DATASET EXCERPTS –
+ + + +

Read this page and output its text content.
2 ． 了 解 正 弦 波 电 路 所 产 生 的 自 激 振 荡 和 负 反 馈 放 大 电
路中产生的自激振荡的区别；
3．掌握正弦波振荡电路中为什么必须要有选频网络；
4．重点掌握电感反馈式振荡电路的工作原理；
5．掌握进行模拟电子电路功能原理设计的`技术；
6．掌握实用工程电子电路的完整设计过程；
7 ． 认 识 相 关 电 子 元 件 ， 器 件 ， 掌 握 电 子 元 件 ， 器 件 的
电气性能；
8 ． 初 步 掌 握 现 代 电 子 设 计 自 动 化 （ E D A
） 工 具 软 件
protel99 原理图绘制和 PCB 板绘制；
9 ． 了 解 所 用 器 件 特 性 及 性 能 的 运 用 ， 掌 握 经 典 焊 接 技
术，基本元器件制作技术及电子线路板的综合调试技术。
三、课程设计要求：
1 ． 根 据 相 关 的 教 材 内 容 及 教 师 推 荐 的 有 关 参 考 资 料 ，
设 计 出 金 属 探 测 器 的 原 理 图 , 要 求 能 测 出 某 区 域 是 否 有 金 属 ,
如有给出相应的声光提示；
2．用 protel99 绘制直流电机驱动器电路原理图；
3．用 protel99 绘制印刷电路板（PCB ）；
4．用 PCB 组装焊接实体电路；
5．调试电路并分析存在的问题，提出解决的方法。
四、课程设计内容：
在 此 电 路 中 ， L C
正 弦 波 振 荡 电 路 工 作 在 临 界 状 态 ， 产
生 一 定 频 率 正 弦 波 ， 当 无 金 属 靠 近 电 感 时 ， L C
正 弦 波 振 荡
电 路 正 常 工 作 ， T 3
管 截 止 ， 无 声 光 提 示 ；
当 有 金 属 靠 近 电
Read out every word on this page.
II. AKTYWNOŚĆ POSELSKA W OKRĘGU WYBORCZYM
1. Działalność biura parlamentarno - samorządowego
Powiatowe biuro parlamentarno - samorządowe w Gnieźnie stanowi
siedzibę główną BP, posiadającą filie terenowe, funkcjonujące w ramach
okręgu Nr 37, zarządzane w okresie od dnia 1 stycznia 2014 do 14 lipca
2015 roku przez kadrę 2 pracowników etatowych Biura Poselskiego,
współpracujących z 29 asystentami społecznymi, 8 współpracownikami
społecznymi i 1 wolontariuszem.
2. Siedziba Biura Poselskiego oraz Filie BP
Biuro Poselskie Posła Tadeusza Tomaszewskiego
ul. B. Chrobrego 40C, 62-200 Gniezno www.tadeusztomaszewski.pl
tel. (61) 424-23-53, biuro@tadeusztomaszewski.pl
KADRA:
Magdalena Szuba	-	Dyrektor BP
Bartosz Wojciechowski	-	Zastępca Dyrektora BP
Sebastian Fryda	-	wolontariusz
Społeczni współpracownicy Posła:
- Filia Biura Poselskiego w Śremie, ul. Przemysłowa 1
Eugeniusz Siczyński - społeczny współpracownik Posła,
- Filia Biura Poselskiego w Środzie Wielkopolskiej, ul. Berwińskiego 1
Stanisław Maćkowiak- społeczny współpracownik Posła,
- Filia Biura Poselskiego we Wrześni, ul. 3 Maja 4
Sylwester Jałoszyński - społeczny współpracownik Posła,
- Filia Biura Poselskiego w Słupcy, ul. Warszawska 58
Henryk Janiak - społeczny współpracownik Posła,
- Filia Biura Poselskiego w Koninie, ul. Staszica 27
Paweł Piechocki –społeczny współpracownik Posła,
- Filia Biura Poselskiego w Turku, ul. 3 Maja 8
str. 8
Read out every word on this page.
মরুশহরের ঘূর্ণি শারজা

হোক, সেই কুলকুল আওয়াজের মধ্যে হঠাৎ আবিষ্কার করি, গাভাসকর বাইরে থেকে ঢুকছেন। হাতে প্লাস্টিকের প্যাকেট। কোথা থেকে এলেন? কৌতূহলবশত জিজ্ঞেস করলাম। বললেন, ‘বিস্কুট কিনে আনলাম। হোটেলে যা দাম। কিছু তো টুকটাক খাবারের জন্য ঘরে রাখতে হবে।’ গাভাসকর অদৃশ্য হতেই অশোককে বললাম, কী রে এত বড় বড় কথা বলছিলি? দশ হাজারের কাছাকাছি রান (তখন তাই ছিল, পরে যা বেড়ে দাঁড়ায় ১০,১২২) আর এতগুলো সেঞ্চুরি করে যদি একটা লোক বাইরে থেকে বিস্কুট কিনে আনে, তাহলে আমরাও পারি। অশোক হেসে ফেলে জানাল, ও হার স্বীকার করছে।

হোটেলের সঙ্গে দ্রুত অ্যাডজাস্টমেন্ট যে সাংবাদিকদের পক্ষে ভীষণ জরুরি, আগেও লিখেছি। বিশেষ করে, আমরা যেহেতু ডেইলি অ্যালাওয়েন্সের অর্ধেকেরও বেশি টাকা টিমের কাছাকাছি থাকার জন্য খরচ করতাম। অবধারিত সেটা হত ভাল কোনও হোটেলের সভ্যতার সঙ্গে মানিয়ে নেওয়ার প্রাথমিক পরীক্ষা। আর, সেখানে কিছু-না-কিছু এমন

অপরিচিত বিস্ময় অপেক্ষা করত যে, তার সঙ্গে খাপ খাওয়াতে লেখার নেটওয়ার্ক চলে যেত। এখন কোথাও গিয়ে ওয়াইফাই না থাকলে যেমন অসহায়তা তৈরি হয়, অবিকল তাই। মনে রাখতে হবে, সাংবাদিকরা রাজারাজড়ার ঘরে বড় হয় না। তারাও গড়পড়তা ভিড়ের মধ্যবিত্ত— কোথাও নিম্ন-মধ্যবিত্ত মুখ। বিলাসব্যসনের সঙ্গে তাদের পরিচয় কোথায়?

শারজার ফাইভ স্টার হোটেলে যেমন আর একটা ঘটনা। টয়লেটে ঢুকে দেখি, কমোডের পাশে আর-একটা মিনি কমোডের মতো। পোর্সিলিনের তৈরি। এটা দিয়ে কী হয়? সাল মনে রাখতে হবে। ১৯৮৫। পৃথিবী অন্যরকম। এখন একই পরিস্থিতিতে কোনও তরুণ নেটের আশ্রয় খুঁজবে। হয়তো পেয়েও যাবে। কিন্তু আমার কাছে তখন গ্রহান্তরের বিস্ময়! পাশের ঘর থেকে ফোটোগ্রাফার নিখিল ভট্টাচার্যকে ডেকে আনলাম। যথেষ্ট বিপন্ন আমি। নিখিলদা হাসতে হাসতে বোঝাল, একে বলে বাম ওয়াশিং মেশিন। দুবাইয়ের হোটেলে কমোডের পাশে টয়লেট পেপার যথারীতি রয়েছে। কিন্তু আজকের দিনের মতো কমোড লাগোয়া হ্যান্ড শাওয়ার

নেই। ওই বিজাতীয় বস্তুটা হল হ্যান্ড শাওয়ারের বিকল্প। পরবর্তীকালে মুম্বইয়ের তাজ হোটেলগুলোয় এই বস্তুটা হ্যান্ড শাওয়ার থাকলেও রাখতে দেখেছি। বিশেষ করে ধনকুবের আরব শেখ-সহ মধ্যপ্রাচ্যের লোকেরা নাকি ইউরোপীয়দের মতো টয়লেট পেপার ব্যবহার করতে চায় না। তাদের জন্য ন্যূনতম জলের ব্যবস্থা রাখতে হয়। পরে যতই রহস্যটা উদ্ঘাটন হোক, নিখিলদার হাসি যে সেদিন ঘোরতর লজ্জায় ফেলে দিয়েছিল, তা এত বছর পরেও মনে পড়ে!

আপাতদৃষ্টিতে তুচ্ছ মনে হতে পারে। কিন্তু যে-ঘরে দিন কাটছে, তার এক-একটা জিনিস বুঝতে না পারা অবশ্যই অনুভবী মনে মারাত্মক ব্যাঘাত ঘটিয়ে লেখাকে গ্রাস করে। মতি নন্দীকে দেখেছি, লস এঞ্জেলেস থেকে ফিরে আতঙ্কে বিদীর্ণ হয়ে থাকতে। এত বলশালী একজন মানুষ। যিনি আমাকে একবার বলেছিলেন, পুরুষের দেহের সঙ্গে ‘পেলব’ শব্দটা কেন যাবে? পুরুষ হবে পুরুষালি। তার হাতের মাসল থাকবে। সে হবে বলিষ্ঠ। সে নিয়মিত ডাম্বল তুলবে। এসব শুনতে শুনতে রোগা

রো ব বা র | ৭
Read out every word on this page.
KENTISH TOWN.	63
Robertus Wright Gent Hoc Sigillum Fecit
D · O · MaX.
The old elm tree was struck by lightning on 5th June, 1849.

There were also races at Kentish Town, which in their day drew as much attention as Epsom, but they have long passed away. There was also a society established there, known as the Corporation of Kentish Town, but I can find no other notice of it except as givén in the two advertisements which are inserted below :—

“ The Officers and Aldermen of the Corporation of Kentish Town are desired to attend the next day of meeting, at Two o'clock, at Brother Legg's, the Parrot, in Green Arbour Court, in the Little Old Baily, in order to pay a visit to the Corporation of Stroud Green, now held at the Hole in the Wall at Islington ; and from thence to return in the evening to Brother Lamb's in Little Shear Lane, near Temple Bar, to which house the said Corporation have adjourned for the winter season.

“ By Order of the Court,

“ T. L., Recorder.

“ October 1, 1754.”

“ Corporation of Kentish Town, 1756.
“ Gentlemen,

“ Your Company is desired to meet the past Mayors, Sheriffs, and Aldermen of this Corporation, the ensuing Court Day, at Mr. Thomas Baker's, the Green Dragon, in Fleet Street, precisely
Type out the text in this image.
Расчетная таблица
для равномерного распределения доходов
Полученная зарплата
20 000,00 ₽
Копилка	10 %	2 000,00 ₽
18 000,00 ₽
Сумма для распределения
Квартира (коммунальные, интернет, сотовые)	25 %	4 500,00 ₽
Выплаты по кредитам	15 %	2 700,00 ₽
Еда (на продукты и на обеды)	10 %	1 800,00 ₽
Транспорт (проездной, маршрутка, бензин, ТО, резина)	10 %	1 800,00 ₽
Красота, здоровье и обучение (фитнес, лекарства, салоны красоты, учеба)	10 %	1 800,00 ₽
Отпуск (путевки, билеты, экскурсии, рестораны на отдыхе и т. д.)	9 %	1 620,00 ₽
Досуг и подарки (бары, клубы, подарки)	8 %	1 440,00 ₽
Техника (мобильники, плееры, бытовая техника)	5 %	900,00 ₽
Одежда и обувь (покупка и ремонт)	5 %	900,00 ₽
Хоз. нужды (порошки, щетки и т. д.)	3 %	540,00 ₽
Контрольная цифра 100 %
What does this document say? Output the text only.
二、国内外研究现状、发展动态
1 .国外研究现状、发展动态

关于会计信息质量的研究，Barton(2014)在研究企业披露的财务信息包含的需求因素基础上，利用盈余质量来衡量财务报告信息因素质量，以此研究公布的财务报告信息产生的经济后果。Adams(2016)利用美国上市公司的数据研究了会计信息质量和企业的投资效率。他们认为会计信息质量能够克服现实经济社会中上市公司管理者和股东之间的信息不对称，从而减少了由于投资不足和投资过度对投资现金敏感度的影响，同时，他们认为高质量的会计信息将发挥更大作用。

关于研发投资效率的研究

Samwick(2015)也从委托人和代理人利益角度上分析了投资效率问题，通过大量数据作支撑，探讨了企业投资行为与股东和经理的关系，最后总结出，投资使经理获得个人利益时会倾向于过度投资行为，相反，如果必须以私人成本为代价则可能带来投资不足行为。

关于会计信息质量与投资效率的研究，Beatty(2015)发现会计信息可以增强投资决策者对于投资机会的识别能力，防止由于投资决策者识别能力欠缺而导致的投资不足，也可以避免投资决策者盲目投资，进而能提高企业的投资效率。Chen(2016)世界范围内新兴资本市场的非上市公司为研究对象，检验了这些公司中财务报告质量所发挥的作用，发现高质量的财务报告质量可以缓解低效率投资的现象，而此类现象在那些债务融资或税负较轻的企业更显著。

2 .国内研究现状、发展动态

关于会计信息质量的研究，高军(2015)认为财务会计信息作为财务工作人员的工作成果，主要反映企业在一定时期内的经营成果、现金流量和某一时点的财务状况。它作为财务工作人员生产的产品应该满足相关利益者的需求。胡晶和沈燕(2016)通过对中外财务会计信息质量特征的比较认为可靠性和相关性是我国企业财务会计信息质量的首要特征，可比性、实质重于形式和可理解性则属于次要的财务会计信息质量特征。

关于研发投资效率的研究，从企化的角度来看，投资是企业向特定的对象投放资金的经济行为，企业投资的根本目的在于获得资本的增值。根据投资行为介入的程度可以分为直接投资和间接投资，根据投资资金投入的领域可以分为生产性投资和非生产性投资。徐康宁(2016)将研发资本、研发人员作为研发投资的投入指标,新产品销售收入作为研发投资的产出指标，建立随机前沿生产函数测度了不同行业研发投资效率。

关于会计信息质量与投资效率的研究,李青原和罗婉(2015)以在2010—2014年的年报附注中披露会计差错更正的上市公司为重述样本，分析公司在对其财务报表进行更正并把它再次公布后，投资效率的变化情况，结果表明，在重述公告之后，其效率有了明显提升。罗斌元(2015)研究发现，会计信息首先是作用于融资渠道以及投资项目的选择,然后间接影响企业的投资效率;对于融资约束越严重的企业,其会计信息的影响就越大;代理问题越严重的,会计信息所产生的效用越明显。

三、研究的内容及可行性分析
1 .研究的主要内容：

+ + + +

EXERCISE OBJECTIVE – Using the listing above, show each line holding the string "Posła".

ANSWER TO THE PROBLEM –
Biuro Poselskie Posła Tadeusza Tomaszewskiego
Społeczni współpracownicy Posła:
Eugeniusz Siczyński - społeczny współpracownik Posła,
Stanisław Maćkowiak- społeczny współpracownik Posła,
Sylwester Jałoszyński - społeczny współpracownik Posła,
Henryk Janiak - społeczny współpracownik Posła,
Paweł Piechocki –społeczny współpracownik Posła,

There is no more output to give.